S&M (Steve and Maria) persona libre de convencionalismos


Fan of edgeplay.co.uk

(in reply to cpK69)
Profile   Post #: 26
RE: Is submission that cheap ? - 4/13/2009 11:04:17 AM   
allthatjaz


Posts: 2878
Joined: 8/20/2008
Status: offline

quote:

ORIGINAL: Padriag

quote:

ORIGINAL: allthatjaz

There have been a number of postings recently where a select few dominant guys give the impression that if a sub can't do this, that or the other, one should get rid of them, even if that falls within a relationship.
This surely means that submission comes before anything else and takes absolute precedence.
Its like saying 'ya know what? the woman is an amazing conversationalist, she's intelligent, deep, thoughtful, caring, kinky,loving, understanding but she can't polish my shoes right and therefore she has to go'.
When I look at these posts I can't help but shake my head at the shallowness. It gives submission no depth and appears to me that these people are just playing silly games and are not looking for anything deeper than an Gucci handbag.

Am I alone with these thoughts or do others feel like me?

That's rather hard to answer since you've given no specific examples.  I don't particularly recall anyone suggesting kicking a submissive to the curb because they can't properly lick a boot to suit someone.

On the other hand, again since we have no specific examples... who's to say the submissive is "an amazing conversationalist, she's intelligent, deep, thoughtful, caring, kinky,loving.." all that.  If she's that devoted, surely she could learn to lick a boot or what have you.

Given problem a: Output the records from their start through the line containing "calendar-day-cell: 10 Sunrise: 6:29" as a JSON list of strings, one string per line, with blank lines omitted.

Raw data:
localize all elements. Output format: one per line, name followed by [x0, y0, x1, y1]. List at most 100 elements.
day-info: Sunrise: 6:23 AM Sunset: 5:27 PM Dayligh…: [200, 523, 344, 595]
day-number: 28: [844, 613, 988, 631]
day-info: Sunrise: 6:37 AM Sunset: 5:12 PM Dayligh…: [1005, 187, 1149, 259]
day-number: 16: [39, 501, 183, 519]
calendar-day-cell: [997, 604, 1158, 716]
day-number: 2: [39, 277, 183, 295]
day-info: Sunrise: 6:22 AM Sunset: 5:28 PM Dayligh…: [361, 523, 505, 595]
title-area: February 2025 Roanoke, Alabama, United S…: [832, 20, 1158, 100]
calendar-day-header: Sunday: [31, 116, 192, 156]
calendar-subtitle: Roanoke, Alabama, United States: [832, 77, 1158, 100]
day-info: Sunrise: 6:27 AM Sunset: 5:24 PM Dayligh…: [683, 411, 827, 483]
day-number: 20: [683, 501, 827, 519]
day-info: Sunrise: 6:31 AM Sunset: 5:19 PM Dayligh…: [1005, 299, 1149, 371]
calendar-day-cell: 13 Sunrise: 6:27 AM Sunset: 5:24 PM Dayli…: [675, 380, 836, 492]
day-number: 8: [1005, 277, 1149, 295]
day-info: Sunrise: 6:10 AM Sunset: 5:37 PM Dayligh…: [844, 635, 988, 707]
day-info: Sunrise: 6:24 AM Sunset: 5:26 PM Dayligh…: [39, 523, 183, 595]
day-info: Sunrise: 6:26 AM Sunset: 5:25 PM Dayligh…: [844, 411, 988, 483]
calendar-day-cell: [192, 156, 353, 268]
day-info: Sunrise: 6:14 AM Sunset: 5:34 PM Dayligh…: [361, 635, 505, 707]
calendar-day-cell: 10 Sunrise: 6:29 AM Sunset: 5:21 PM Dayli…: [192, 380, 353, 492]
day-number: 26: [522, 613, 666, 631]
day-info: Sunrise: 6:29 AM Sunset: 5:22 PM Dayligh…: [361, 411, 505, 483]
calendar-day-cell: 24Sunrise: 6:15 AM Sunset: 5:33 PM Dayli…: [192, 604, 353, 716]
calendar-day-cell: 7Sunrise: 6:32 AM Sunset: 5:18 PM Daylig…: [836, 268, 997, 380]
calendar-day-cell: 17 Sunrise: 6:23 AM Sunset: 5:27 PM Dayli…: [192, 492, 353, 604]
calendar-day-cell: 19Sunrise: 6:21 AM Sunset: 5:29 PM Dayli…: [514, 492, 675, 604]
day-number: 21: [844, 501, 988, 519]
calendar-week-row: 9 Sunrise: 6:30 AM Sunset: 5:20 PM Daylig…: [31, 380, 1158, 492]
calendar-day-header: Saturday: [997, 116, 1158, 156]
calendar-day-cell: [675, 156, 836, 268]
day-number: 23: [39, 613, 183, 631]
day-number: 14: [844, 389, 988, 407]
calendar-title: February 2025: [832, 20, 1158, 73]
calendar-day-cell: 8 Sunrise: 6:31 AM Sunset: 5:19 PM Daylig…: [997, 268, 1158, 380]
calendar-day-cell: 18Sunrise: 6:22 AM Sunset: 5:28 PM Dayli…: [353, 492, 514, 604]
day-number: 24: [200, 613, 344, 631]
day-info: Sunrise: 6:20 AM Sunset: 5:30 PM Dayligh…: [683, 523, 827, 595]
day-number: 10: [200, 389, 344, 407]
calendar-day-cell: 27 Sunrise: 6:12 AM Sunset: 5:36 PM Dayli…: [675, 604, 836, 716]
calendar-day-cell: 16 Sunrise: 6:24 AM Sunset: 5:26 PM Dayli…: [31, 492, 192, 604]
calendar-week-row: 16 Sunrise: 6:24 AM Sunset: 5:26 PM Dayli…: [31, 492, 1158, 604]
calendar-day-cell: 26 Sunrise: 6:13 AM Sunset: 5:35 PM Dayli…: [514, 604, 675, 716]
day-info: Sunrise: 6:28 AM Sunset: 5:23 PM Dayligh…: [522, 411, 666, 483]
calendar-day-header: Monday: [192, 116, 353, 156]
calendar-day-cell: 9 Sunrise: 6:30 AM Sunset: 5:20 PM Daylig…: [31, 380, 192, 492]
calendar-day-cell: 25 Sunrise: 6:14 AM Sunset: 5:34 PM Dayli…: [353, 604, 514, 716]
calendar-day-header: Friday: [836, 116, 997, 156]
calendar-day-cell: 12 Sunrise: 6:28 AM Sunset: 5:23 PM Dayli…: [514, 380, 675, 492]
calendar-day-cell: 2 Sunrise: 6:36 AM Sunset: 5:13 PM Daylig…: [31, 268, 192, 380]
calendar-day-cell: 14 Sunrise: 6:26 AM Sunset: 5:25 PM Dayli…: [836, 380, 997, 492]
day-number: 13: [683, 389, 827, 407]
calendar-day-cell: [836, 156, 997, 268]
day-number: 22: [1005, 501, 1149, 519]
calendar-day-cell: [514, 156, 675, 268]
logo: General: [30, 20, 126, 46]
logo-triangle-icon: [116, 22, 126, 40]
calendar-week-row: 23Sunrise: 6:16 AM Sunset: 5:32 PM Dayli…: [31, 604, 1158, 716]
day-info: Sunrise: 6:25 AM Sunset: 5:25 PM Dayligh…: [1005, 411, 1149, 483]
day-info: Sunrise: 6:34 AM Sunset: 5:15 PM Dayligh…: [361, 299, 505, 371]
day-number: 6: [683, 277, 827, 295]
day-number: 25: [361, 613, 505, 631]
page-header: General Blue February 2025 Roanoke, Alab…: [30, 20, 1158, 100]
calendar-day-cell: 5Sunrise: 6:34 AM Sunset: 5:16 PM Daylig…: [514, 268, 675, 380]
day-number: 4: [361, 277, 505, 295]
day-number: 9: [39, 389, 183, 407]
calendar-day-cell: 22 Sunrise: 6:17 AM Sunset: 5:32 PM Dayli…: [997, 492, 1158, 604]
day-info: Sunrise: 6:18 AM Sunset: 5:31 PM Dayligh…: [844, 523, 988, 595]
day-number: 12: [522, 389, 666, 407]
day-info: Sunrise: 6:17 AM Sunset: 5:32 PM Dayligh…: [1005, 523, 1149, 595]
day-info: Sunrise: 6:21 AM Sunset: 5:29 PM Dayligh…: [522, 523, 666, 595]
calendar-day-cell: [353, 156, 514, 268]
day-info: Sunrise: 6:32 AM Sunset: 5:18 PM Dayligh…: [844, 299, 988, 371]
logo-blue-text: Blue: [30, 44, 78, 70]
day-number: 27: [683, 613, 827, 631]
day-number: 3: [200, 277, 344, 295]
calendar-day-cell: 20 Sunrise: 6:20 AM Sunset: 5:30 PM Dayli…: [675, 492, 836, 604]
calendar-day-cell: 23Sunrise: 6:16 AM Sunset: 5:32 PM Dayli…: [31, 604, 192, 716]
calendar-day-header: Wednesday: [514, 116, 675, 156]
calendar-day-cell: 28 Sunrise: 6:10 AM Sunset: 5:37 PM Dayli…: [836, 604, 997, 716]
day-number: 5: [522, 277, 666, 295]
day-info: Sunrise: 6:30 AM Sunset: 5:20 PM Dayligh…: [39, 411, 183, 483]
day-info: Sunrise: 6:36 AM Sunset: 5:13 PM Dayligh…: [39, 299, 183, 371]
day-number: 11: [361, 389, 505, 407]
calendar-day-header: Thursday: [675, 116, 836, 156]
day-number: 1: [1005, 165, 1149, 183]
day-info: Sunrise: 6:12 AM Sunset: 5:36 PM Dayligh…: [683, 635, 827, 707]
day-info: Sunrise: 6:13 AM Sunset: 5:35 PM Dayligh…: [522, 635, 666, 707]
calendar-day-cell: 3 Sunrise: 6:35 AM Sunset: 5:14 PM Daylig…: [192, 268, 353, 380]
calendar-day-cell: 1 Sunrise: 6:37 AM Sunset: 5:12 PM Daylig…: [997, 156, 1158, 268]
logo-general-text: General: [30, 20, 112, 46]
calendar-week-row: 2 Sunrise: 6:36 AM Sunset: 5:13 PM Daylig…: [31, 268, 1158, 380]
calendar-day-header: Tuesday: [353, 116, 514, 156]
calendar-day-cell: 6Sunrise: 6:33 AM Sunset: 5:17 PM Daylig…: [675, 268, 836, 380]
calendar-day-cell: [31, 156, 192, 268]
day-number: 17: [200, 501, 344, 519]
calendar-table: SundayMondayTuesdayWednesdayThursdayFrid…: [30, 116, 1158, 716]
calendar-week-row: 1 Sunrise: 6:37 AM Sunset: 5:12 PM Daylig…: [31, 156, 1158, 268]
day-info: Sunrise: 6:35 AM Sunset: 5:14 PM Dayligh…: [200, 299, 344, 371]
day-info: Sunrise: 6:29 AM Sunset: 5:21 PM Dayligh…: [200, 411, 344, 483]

Given problem b: In the forum thread on submission, why is the opening question called hard to answer?

Task answer a:
[
  "localize all elements. Output format: one per line, name followed by [x0, y0, x1, y1]. List at most 100 elements.",
  "day-info: Sunrise: 6:23 AM Sunset: 5:27 PM Dayligh…: [200, 523, 344, 595]",
  "day-number: 28: [844, 613, 988, 631]",
  "day-info: Sunrise: 6:37 AM Sunset: 5:12 PM Dayligh…: [1005, 187, 1149, 259]",
  "day-number: 16: [39, 501, 183, 519]",
  "calendar-day-cell: [997, 604, 1158, 716]",
  "day-number: 2: [39, 277, 183, 295]",
  "day-info: Sunrise: 6:22 AM Sunset: 5:28 PM Dayligh…: [361, 523, 505, 595]",
  "title-area: February 2025 Roanoke, Alabama, United S…: [832, 20, 1158, 100]",
  "calendar-day-header: Sunday: [31, 116, 192, 156]",
  "calendar-subtitle: Roanoke, Alabama, United States: [832, 77, 1158, 100]",
  "day-info: Sunrise: 6:27 AM Sunset: 5:24 PM Dayligh…: [683, 411, 827, 483]",
  "day-number: 20: [683, 501, 827, 519]",
  "day-info: Sunrise: 6:31 AM Sunset: 5:19 PM Dayligh…: [1005, 299, 1149, 371]",
  "calendar-day-cell: 13 Sunrise: 6:27 AM Sunset: 5:24 PM Dayli…: [675, 380, 836, 492]",
  "day-number: 8: [1005, 277, 1149, 295]",
  "day-info: Sunrise: 6:10 AM Sunset: 5:37 PM Dayligh…: [844, 635, 988, 707]",
  "day-info: Sunrise: 6:24 AM Sunset: 5:26 PM Dayligh…: [39, 523, 183, 595]",
  "day-info: Sunrise: 6:26 AM Sunset: 5:25 PM Dayligh…: [844, 411, 988, 483]",
  "calendar-day-cell: [192, 156, 353, 268]",
  "day-info: Sunrise: 6:14 AM Sunset: 5:34 PM Dayligh…: [361, 635, 505, 707]",
  "calendar-day-cell: 10 Sunrise: 6:29 AM Sunset: 5:21 PM Dayli…: [192, 380, 353, 492]"
]

Task answer b: Because no specific examples were given.